▶ **Task to complete**: Search the material for the word "JSON" and copy each line that holds it.

==========

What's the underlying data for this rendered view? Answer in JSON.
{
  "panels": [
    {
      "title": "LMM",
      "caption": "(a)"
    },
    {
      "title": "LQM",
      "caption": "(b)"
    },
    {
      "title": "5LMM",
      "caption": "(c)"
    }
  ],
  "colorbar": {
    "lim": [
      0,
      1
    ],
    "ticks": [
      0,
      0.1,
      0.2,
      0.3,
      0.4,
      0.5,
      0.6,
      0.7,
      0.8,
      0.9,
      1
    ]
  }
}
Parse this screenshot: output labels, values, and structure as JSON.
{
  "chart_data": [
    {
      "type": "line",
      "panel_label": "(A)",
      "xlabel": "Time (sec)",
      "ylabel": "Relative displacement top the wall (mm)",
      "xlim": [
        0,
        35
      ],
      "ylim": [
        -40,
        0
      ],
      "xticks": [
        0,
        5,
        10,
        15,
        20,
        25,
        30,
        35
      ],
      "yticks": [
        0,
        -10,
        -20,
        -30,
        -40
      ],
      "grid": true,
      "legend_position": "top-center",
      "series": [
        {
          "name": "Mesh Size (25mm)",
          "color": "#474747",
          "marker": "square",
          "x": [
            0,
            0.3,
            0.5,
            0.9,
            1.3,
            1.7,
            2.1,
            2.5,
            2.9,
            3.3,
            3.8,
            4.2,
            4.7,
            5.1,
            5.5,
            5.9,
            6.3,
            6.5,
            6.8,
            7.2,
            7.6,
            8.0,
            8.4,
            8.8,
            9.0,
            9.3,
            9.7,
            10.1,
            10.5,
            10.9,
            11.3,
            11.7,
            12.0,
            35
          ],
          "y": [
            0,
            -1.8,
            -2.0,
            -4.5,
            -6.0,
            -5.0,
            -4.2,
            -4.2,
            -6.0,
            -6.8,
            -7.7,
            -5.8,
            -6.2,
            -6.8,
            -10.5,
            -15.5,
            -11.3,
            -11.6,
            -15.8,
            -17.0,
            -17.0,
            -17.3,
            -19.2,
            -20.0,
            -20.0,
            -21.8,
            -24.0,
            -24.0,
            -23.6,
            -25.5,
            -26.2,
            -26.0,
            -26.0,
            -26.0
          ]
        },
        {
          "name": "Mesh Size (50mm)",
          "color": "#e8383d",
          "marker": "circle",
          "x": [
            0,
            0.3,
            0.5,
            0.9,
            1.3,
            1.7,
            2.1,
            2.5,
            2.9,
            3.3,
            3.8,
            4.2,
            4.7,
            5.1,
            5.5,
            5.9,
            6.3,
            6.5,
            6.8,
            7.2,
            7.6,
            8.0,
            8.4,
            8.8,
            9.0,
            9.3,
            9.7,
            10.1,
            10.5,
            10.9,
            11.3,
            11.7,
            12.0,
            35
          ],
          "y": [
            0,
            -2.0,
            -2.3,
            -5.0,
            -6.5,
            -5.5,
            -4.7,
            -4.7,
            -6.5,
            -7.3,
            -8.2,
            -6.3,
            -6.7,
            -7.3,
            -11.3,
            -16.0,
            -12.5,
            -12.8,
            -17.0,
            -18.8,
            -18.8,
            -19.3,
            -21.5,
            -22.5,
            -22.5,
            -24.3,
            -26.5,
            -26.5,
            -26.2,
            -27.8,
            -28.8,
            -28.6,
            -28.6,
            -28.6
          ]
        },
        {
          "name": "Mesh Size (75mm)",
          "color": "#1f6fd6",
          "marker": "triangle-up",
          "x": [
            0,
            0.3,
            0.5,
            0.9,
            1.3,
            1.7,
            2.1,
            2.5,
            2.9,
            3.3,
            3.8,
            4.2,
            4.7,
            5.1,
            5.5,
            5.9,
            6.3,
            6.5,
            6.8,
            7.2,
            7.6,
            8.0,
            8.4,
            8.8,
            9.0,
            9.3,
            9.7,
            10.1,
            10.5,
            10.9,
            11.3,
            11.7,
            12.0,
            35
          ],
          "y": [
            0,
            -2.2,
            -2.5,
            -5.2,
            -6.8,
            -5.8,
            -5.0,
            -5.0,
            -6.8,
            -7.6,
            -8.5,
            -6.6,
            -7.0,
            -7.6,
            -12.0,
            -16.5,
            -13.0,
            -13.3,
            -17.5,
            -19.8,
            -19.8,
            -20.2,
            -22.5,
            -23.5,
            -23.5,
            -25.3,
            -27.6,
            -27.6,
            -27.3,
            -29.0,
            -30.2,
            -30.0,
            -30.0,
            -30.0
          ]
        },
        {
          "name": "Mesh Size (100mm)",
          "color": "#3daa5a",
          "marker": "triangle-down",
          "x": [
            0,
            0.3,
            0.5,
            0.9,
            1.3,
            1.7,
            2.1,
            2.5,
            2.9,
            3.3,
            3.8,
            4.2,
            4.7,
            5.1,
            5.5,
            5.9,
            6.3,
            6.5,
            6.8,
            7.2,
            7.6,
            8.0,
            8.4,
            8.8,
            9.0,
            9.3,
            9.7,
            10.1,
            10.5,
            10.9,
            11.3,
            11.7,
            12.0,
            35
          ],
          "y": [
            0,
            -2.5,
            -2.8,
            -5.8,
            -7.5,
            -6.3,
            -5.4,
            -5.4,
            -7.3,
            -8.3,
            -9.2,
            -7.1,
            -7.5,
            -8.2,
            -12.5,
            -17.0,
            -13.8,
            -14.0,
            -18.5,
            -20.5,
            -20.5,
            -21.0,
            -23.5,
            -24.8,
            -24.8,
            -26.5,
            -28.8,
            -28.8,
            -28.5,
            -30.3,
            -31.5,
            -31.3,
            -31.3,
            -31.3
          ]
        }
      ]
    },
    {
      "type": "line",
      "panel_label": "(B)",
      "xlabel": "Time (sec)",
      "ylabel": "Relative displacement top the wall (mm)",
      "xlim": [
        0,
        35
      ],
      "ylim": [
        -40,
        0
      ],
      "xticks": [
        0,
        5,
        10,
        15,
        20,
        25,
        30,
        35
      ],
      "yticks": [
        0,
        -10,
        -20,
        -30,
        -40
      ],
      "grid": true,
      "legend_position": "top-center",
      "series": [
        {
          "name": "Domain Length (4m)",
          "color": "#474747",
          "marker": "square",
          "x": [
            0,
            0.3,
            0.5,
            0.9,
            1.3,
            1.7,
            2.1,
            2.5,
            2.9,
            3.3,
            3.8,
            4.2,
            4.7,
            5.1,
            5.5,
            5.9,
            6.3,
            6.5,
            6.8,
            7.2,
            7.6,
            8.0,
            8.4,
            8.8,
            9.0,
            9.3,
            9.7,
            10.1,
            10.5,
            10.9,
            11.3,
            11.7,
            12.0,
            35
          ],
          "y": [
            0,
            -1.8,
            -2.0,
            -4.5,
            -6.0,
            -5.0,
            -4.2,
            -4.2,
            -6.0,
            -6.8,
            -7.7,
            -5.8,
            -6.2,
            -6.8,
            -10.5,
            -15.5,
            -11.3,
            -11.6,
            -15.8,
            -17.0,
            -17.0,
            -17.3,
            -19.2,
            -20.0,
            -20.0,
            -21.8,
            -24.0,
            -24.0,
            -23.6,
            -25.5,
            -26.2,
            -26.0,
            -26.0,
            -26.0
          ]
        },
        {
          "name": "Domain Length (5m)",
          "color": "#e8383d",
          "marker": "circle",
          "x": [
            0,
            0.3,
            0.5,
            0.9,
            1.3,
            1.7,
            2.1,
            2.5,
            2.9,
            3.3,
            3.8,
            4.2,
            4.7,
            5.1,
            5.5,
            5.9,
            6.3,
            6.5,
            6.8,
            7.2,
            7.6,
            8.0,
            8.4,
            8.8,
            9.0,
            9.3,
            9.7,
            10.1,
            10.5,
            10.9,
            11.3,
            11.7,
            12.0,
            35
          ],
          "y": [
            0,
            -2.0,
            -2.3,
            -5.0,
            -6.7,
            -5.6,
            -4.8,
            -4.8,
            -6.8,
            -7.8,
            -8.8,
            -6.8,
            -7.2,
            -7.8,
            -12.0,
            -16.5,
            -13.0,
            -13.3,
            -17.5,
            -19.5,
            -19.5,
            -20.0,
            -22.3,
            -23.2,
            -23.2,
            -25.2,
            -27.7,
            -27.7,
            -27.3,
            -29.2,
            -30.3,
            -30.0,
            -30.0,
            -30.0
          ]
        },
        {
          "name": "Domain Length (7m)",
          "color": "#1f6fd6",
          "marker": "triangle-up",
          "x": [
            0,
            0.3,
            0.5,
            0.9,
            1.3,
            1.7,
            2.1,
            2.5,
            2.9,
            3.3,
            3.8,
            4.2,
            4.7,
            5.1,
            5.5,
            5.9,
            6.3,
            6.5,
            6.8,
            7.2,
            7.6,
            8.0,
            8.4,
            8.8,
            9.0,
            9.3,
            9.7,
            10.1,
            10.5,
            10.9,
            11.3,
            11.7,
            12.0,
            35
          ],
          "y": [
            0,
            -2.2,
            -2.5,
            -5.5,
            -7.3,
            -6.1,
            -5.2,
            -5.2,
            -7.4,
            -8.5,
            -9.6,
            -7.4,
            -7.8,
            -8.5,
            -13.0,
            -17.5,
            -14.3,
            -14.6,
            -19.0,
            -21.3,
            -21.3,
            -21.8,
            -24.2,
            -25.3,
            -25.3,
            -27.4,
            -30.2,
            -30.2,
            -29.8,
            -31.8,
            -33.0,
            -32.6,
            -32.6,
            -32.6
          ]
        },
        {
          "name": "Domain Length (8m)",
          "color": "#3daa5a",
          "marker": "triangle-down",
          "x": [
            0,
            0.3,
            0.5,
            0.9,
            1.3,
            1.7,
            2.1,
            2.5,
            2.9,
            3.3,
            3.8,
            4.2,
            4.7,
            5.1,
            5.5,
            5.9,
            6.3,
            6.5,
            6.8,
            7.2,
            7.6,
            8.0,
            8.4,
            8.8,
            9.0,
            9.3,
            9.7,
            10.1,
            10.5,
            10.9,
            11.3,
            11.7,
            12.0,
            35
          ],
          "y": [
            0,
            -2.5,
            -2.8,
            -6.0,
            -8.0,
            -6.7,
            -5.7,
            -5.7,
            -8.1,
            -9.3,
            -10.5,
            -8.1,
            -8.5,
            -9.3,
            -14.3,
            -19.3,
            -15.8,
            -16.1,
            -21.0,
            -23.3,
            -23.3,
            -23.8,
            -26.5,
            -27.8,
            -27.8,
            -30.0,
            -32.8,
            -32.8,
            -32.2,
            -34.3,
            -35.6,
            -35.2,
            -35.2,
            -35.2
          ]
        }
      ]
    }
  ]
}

==========

▶ **Solution to this exercise**:
What's the underlying data for this rendered view? Answer in JSON.
Parse this screenshot: output labels, values, and structure as JSON.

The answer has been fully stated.